## SET EXERCISE
Take each line containing the word "value" and copy it.

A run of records
-=-=-=-=-
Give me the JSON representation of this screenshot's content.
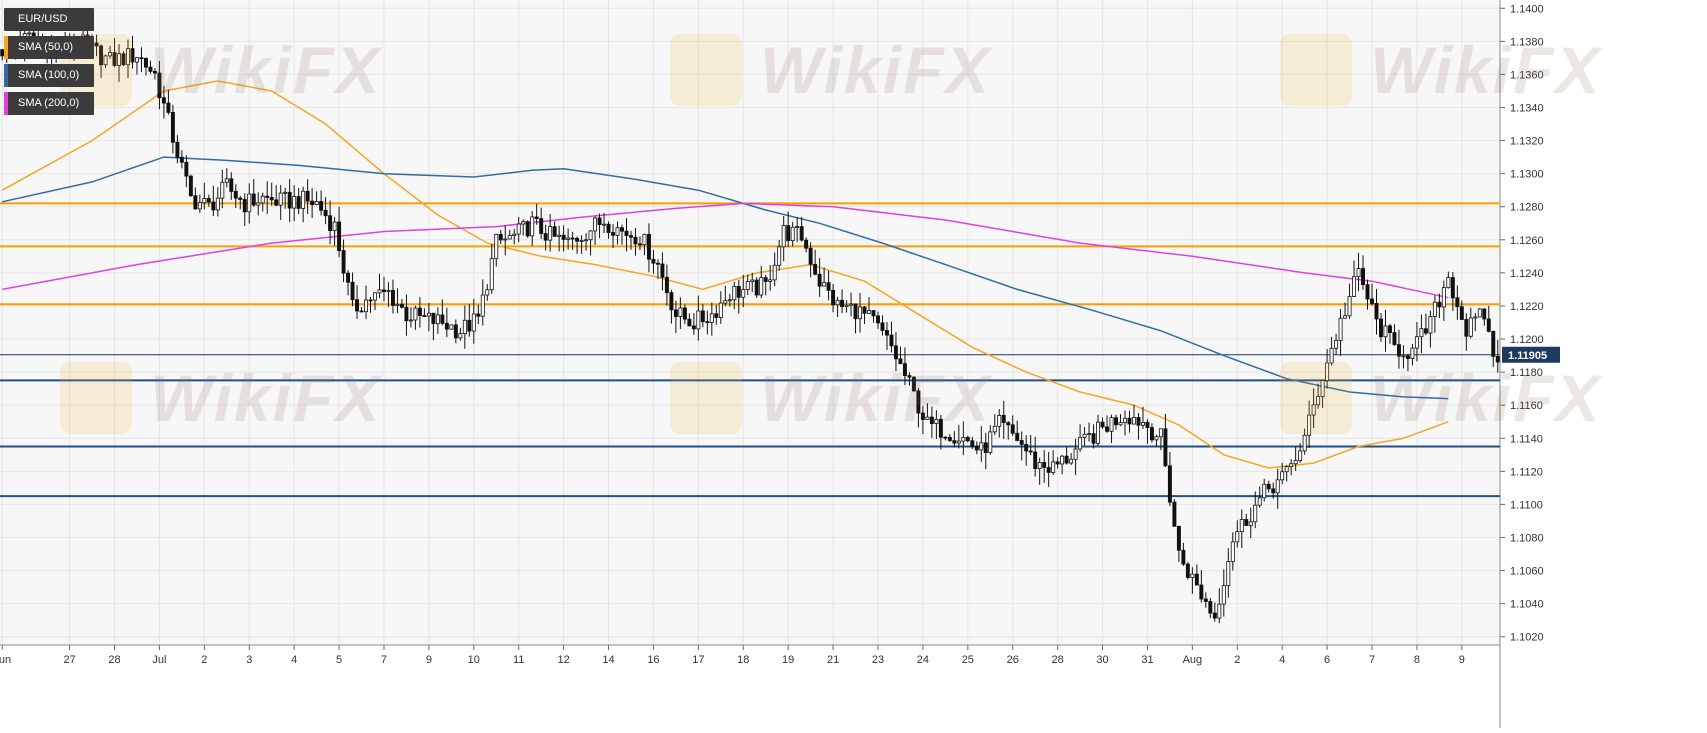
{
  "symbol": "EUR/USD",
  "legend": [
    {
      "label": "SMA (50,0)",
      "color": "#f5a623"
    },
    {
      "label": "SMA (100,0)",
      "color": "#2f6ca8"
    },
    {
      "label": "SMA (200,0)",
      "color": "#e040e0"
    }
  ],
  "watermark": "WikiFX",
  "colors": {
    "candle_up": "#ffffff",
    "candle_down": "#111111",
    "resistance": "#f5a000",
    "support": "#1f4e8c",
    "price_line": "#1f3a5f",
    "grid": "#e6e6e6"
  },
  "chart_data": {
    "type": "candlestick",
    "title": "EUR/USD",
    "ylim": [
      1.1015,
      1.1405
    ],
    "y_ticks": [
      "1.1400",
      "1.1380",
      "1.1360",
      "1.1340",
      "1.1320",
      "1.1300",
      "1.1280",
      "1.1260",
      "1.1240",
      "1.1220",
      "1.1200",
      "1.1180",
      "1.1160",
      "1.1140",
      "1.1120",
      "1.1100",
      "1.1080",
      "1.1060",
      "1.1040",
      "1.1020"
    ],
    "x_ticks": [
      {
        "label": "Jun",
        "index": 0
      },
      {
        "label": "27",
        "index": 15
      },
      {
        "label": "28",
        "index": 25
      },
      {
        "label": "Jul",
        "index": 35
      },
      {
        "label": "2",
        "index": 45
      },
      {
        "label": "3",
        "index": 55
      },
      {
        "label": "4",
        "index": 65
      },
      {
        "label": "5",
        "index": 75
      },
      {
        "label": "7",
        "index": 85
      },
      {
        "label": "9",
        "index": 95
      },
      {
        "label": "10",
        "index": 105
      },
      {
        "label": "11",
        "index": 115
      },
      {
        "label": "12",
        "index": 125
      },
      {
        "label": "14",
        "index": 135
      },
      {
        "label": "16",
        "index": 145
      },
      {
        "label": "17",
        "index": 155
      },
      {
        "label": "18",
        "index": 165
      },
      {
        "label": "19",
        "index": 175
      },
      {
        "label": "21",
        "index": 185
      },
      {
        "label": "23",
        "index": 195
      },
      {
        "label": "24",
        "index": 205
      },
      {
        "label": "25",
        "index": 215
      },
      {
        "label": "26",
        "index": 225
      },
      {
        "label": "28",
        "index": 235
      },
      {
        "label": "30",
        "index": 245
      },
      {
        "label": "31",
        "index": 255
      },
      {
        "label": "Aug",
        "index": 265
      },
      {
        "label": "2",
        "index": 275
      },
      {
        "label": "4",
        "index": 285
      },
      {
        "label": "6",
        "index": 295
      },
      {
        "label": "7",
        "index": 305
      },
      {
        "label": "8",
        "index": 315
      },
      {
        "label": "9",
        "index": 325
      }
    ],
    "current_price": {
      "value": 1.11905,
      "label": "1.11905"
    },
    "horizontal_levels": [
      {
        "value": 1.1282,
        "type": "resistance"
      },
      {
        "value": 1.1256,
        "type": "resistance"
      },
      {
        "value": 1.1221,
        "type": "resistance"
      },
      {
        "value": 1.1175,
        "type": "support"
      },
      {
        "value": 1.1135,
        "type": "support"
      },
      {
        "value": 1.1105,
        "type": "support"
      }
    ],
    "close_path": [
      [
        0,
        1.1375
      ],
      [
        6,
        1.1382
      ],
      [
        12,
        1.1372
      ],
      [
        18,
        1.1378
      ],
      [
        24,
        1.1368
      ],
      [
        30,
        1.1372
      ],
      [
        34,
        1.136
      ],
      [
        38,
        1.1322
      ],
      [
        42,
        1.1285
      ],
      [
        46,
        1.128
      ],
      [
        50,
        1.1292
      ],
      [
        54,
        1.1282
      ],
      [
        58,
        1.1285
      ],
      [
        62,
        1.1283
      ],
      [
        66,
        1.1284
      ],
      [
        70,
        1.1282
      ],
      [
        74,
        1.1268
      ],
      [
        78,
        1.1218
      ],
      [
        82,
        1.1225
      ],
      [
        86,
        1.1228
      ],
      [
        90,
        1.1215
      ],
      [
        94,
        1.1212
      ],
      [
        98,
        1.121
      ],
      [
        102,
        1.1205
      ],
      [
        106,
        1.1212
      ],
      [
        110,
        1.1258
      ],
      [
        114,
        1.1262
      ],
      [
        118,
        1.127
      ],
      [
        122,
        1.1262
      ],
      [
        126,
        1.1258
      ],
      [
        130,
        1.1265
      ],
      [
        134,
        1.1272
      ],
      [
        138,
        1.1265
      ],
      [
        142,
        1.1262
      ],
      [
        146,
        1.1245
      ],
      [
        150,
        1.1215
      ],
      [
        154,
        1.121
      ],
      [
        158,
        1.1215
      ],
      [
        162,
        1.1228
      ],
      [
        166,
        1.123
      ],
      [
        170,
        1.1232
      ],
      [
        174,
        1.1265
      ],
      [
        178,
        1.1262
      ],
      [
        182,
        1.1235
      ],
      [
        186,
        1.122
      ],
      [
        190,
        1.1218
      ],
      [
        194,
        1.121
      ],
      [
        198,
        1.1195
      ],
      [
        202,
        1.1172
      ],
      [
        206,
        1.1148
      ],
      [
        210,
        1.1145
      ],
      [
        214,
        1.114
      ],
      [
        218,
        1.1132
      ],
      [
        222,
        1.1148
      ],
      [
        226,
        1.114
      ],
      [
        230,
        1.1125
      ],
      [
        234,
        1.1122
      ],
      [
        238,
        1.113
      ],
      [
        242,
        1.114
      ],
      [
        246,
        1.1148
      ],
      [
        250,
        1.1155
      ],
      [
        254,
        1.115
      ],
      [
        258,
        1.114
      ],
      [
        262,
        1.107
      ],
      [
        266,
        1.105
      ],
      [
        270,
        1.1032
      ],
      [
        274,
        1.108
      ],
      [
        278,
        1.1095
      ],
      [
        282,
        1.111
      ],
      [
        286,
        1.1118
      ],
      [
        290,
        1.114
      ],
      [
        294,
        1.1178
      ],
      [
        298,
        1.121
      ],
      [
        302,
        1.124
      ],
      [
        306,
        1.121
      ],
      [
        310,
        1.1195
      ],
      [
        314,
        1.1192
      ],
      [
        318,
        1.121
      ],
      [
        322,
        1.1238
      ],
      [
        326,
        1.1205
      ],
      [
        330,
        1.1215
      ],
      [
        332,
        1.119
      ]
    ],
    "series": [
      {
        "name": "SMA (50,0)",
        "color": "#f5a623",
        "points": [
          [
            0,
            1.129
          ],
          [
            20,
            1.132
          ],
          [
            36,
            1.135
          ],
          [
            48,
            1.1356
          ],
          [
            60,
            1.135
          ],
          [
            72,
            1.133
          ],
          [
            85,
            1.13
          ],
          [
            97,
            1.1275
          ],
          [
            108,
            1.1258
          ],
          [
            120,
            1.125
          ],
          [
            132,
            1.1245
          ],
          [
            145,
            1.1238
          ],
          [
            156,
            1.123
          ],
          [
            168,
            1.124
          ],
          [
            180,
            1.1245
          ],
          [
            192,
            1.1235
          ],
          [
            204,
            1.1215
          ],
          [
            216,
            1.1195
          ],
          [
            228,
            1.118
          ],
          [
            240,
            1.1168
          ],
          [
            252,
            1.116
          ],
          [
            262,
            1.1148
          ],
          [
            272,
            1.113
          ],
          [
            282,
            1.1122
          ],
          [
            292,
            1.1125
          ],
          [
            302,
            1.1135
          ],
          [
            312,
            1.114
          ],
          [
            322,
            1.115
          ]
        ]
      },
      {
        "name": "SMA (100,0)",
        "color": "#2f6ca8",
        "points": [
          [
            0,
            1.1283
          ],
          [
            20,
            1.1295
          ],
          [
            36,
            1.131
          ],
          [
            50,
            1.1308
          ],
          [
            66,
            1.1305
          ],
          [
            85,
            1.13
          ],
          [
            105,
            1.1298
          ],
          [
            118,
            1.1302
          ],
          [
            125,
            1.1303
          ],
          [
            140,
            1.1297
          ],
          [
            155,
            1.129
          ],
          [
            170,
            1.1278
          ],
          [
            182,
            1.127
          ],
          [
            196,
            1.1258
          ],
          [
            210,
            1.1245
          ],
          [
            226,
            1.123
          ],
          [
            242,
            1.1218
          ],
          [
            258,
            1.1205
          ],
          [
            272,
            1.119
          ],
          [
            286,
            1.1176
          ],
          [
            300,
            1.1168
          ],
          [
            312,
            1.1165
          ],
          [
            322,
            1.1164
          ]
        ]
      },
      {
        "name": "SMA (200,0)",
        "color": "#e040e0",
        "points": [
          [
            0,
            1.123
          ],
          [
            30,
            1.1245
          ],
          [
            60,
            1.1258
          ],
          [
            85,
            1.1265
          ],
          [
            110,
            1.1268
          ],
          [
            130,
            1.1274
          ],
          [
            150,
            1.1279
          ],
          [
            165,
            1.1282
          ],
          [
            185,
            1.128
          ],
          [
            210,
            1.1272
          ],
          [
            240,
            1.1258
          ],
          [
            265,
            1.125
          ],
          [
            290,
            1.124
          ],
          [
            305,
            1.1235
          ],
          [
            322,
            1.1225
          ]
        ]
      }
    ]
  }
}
-=-=-=-=-
## ANSWER TO THIS TASK
      "value": 1.11905,
        "value": 1.1282,
        "value": 1.1256,
        "value": 1.1221,
        "value": 1.1175,
        "value": 1.1135,
        "value": 1.1105,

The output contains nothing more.